EXERCISE AIM.
Find the word "Composite" in the records below. List each line containing it.

PROVIDED RECORDS.
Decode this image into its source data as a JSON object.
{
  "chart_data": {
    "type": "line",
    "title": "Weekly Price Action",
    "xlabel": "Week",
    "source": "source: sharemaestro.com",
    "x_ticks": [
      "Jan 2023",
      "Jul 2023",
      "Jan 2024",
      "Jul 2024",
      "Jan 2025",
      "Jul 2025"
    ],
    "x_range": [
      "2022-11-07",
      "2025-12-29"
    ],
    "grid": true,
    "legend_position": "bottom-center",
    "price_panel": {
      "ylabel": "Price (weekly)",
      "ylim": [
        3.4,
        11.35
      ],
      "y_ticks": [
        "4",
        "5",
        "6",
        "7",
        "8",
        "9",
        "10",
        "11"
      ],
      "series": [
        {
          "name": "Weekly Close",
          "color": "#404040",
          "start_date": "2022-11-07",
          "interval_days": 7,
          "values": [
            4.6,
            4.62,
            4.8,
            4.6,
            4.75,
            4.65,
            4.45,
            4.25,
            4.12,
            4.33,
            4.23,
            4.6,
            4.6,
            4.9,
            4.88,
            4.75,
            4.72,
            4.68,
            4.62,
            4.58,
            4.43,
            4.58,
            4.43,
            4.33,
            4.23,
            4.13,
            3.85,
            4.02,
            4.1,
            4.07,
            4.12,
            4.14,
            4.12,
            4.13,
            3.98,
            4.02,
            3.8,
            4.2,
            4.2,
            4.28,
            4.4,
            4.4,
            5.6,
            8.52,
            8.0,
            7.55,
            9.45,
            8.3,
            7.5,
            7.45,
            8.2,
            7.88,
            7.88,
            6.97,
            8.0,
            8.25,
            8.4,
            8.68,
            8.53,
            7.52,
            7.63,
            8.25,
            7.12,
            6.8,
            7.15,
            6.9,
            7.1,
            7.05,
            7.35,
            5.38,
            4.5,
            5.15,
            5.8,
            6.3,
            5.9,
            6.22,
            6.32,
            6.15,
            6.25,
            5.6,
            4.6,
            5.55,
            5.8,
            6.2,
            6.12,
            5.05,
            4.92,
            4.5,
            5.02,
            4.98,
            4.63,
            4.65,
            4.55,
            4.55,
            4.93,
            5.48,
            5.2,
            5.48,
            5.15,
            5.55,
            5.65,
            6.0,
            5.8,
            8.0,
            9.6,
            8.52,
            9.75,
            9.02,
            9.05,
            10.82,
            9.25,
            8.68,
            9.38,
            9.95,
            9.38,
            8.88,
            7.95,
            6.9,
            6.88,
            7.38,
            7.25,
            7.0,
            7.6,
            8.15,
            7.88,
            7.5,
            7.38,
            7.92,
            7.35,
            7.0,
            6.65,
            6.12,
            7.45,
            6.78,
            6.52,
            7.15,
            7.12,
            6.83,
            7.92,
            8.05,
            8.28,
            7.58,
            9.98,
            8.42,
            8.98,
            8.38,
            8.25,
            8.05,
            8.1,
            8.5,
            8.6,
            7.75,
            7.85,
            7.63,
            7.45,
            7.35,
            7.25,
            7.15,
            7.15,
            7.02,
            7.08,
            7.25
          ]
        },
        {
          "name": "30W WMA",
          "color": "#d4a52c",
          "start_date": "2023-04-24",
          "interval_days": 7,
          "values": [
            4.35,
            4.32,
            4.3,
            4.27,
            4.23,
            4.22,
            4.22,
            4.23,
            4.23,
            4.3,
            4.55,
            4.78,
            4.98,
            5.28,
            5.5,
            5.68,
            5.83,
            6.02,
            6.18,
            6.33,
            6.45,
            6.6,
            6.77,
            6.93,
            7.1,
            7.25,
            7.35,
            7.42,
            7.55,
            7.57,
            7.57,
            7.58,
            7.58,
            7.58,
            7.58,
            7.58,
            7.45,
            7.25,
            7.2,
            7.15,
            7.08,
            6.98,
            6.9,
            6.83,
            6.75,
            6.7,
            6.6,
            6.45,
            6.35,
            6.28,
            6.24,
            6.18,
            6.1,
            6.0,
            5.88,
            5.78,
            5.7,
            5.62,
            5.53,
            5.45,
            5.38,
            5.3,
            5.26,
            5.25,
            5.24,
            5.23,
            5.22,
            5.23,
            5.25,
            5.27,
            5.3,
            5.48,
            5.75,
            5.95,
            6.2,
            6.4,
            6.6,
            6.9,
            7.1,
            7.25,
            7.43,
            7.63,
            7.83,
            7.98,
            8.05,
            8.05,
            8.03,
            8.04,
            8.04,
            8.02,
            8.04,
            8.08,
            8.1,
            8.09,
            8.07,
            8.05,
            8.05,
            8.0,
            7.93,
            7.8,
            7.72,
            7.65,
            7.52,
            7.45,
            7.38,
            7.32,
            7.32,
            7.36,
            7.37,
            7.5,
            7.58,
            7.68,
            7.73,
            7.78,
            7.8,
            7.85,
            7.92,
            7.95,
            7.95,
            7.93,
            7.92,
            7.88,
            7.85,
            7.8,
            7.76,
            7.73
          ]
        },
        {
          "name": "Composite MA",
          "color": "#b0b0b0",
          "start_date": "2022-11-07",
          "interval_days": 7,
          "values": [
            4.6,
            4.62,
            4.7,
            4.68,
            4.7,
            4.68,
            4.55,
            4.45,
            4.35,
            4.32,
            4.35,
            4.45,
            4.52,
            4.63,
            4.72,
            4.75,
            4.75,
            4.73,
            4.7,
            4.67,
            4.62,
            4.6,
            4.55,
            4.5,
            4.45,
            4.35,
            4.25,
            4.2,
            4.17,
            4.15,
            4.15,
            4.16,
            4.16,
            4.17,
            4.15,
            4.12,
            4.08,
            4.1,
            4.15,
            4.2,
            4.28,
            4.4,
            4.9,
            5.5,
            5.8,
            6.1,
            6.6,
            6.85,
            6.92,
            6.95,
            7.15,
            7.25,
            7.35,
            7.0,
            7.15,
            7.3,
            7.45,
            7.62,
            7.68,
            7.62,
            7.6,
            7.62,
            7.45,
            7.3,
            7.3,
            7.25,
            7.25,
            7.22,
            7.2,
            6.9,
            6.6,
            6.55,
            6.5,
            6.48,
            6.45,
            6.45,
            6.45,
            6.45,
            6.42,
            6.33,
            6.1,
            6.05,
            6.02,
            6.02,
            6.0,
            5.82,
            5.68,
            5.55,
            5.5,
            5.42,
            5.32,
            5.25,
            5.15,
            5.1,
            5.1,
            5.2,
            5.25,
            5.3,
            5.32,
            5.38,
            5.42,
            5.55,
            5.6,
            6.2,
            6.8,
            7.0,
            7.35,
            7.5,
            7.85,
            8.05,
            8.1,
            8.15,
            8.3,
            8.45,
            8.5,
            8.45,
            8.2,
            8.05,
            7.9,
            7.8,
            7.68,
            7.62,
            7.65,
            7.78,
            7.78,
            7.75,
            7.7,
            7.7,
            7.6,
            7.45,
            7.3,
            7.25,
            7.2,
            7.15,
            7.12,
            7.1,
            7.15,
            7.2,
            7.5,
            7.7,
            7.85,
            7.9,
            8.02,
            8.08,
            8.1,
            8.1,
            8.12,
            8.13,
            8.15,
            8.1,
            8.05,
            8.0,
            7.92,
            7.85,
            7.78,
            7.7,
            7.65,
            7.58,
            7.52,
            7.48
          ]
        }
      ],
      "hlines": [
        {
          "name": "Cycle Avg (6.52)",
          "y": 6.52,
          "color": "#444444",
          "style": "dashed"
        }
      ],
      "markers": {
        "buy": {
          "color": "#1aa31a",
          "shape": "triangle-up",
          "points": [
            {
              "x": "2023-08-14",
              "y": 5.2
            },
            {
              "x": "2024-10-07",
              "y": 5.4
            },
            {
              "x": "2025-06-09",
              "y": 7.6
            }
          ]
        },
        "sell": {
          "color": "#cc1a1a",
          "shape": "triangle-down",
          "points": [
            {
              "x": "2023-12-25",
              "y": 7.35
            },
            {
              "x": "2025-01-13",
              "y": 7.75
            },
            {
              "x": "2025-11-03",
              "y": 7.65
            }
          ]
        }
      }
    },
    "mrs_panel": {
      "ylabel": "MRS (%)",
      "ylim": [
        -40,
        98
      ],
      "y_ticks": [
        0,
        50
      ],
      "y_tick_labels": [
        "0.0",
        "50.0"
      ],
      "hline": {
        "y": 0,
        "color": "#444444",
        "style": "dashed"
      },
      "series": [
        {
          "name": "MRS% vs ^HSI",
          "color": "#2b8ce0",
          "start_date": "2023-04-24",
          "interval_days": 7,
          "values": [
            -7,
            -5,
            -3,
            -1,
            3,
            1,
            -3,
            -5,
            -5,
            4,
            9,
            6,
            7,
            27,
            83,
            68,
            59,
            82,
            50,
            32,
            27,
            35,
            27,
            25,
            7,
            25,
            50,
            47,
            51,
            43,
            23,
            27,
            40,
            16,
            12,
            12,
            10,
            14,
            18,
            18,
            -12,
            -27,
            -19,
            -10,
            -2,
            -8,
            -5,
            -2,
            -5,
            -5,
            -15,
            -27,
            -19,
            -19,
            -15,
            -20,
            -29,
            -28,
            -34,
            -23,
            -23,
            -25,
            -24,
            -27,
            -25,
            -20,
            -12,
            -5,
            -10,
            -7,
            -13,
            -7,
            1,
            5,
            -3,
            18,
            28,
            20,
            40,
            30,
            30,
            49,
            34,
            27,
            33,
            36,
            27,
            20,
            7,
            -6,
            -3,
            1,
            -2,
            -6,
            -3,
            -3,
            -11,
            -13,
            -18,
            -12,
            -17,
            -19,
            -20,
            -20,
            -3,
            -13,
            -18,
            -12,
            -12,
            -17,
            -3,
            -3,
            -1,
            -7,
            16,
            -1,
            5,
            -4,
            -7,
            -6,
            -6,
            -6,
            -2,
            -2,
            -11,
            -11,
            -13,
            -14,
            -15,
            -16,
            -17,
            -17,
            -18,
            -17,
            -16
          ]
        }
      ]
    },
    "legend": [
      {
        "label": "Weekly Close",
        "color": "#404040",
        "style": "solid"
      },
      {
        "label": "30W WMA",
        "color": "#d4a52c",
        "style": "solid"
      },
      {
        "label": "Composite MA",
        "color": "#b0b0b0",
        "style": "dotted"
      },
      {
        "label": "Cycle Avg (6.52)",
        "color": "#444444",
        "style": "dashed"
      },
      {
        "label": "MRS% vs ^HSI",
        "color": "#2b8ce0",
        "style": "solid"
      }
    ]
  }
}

THE ANSWER.
          "name": "Composite MA",
        "label": "Composite MA",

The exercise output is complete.